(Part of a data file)
┏━━
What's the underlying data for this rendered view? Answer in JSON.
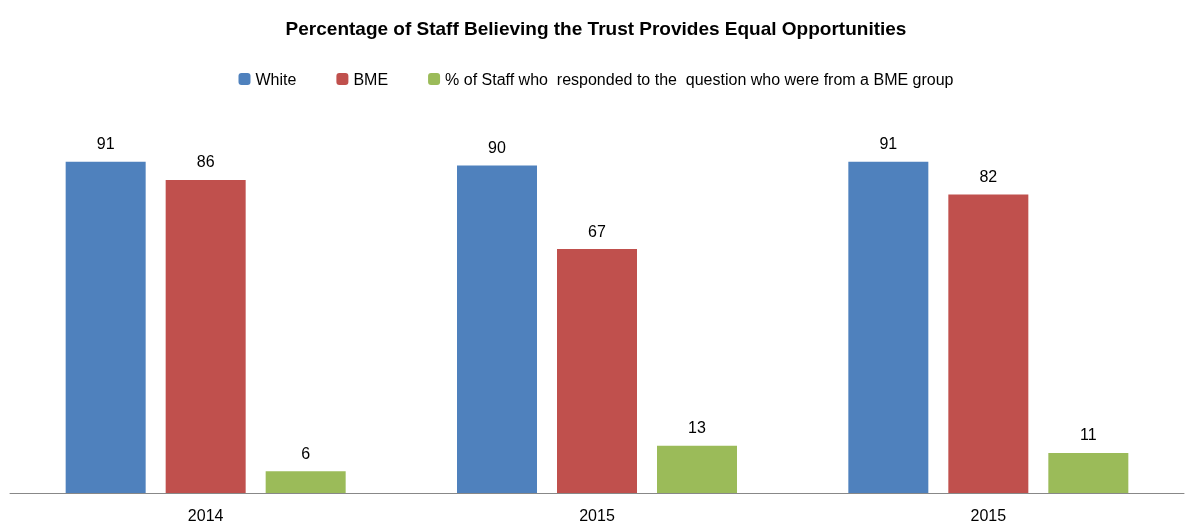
{
  "chart_data": {
    "type": "bar",
    "title": "Percentage of Staff Believing the Trust Provides Equal Opportunities",
    "categories": [
      "2014",
      "2015",
      "2015"
    ],
    "series": [
      {
        "name": "White",
        "color": "#4f81bd",
        "values": [
          91,
          90,
          91
        ]
      },
      {
        "name": "BME",
        "color": "#c0504d",
        "values": [
          86,
          67,
          82
        ]
      },
      {
        "name": "% of Staff who  responded to the  question who were from a BME group",
        "color": "#9bbb59",
        "values": [
          6,
          13,
          11
        ]
      }
    ],
    "data_labels": true,
    "legend": "top"
  }
}
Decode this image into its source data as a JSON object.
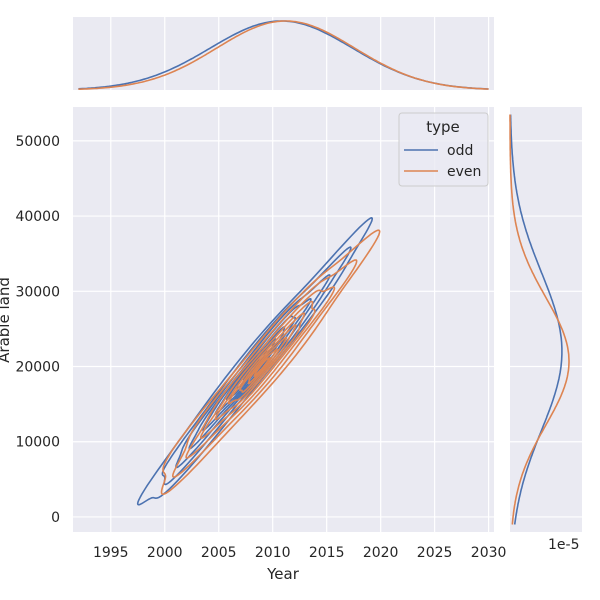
{
  "chart_data": {
    "type": "kde-joint",
    "xlabel": "Year",
    "ylabel": "Arable land",
    "xlim": [
      1991.5,
      2030.5
    ],
    "ylim": [
      -2000,
      54500
    ],
    "x_ticks": [
      1995,
      2000,
      2005,
      2010,
      2015,
      2020,
      2025,
      2030
    ],
    "y_ticks": [
      0,
      10000,
      20000,
      30000,
      40000,
      50000
    ],
    "marginal_y_offset_label": "1e-5",
    "grid": true,
    "legend": {
      "title": "type",
      "placement": "top-right"
    },
    "colors": {
      "odd": "#4c72b0",
      "even": "#dd8452",
      "background": "#eaeaf2",
      "grid": "#ffffff"
    },
    "series": [
      {
        "name": "odd",
        "x_density": {
          "mean": 2010.8,
          "sd": 6.6
        },
        "y_density": {
          "mean": 22000,
          "sd": 10500
        },
        "joint": {
          "anchor_x": 2008,
          "anchor_y": 19500,
          "slope": 1750,
          "spread_along": 6.8,
          "spread_across": 2300
        }
      },
      {
        "name": "even",
        "x_density": {
          "mean": 2011.2,
          "sd": 6.4
        },
        "y_density": {
          "mean": 20700,
          "sd": 8500
        },
        "joint": {
          "anchor_x": 2009,
          "anchor_y": 20000,
          "slope": 1650,
          "spread_along": 6.4,
          "spread_across": 2800
        }
      }
    ]
  }
}
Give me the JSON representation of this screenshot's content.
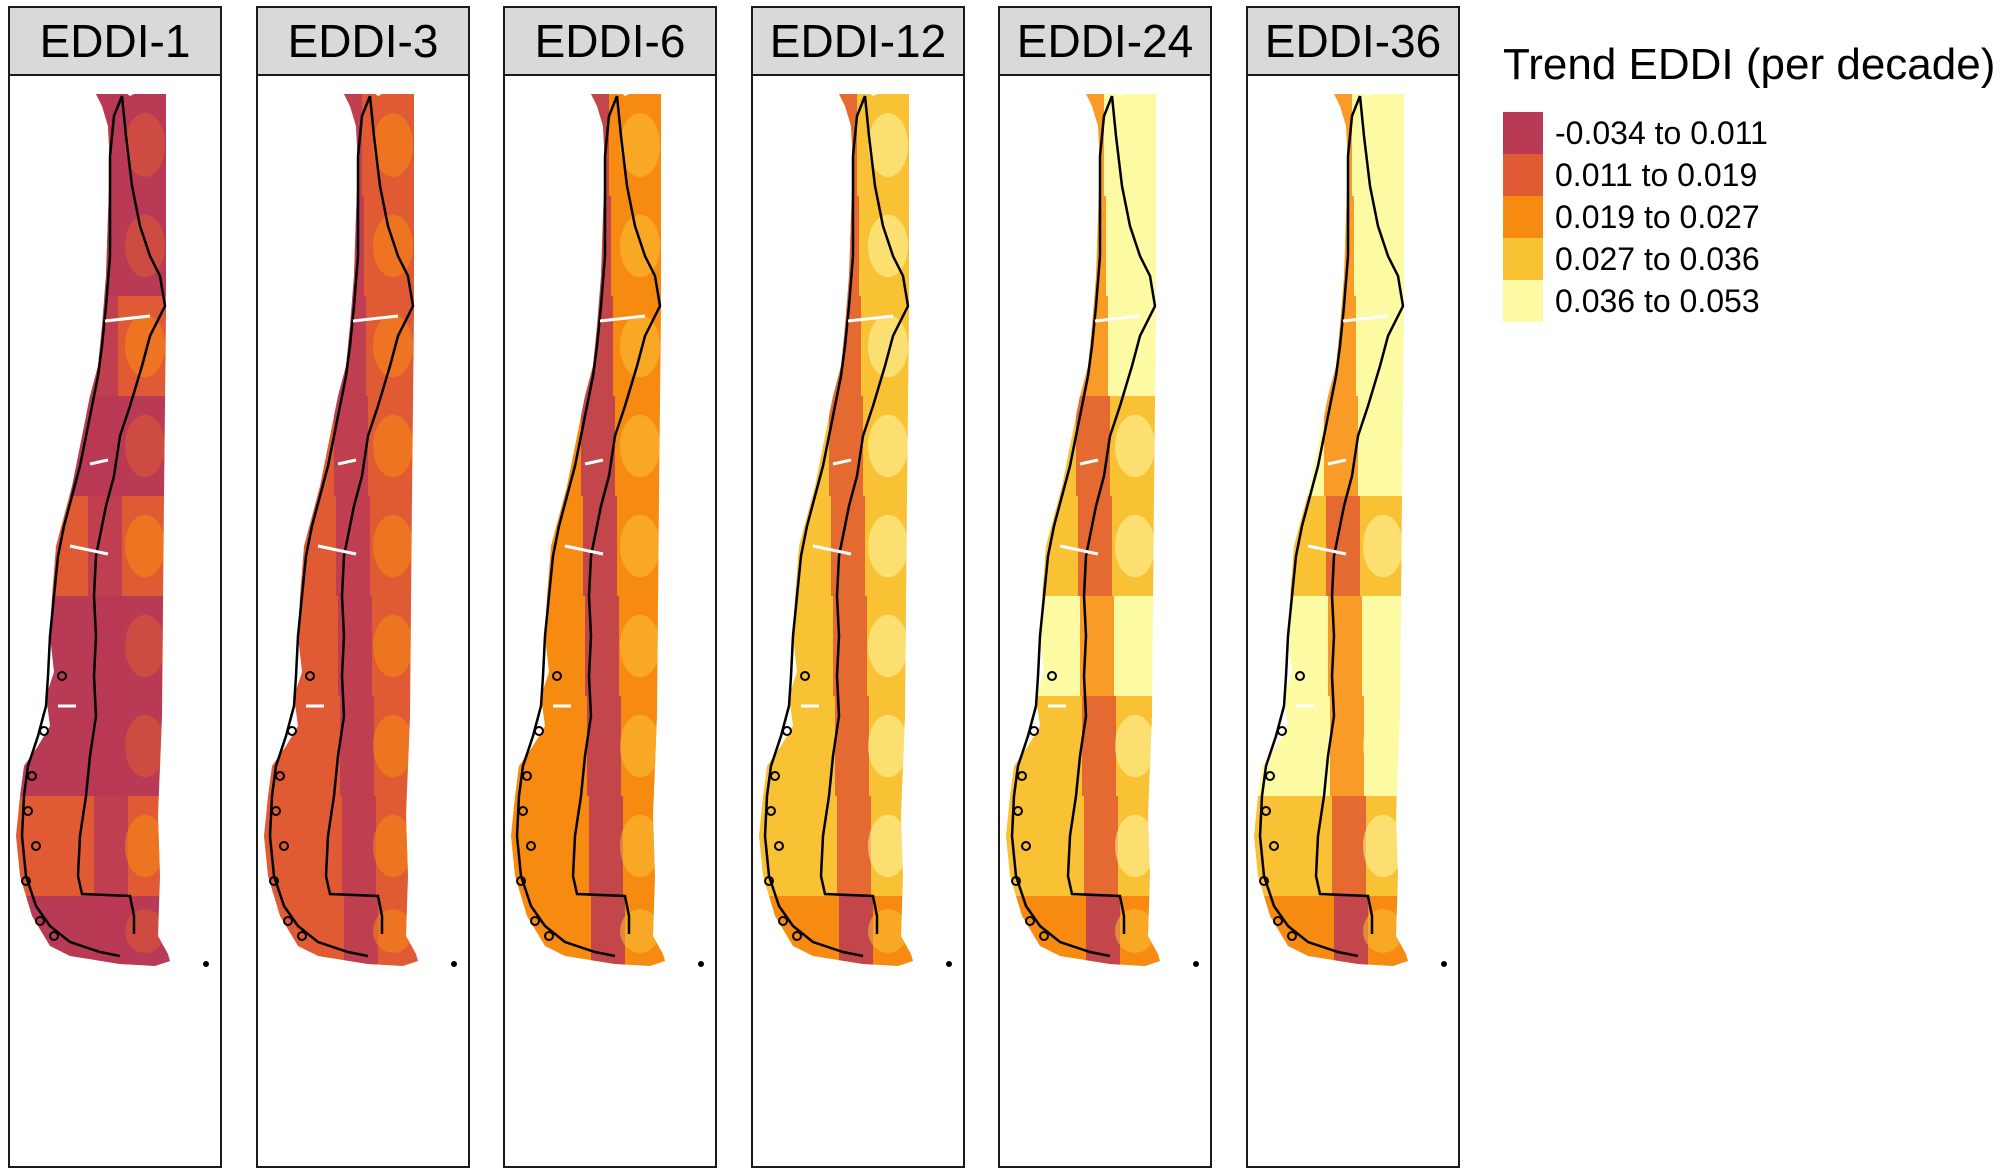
┗━━
## [Problem details]
The material above must be printed exactly, with its pictures left out.

## [Solution to the problem]
What's the underlying data for this rendered view? Answer in JSON.
{
  "chart_data": {
    "type": "bar",
    "title": "Percentage of Staff Believing the Trust Provides Equal Opportunities",
    "categories": [
      "2014",
      "2015",
      "2015"
    ],
    "series": [
      {
        "name": "White",
        "color": "#4f81bd",
        "values": [
          91,
          90,
          91
        ]
      },
      {
        "name": "BME",
        "color": "#c0504d",
        "values": [
          86,
          67,
          82
        ]
      },
      {
        "name": "% of Staff who  responded to the  question who were from a BME group",
        "color": "#9bbb59",
        "values": [
          6,
          13,
          11
        ]
      }
    ],
    "data_labels": true,
    "legend": "top"
  }
}
Decode this image into its source data as a JSON object.
{
  "chart_data": {
    "type": "kde-joint",
    "xlabel": "Year",
    "ylabel": "Arable land",
    "xlim": [
      1991.5,
      2030.5
    ],
    "ylim": [
      -2000,
      54500
    ],
    "x_ticks": [
      1995,
      2000,
      2005,
      2010,
      2015,
      2020,
      2025,
      2030
    ],
    "y_ticks": [
      0,
      10000,
      20000,
      30000,
      40000,
      50000
    ],
    "marginal_y_offset_label": "1e-5",
    "grid": true,
    "legend": {
      "title": "type",
      "placement": "top-right"
    },
    "colors": {
      "odd": "#4c72b0",
      "even": "#dd8452",
      "background": "#eaeaf2",
      "grid": "#ffffff"
    },
    "series": [
      {
        "name": "odd",
        "x_density": {
          "mean": 2010.8,
          "sd": 6.6
        },
        "y_density": {
          "mean": 22000,
          "sd": 10500
        },
        "joint": {
          "anchor_x": 2008,
          "anchor_y": 19500,
          "slope": 1750,
          "spread_along": 6.8,
          "spread_across": 2300
        }
      },
      {
        "name": "even",
        "x_density": {
          "mean": 2011.2,
          "sd": 6.4
        },
        "y_density": {
          "mean": 20700,
          "sd": 8500
        },
        "joint": {
          "anchor_x": 2009,
          "anchor_y": 20000,
          "slope": 1650,
          "spread_along": 6.4,
          "spread_across": 2800
        }
      }
    ]
  }
}
Give me the JSON representation of this screenshot's content.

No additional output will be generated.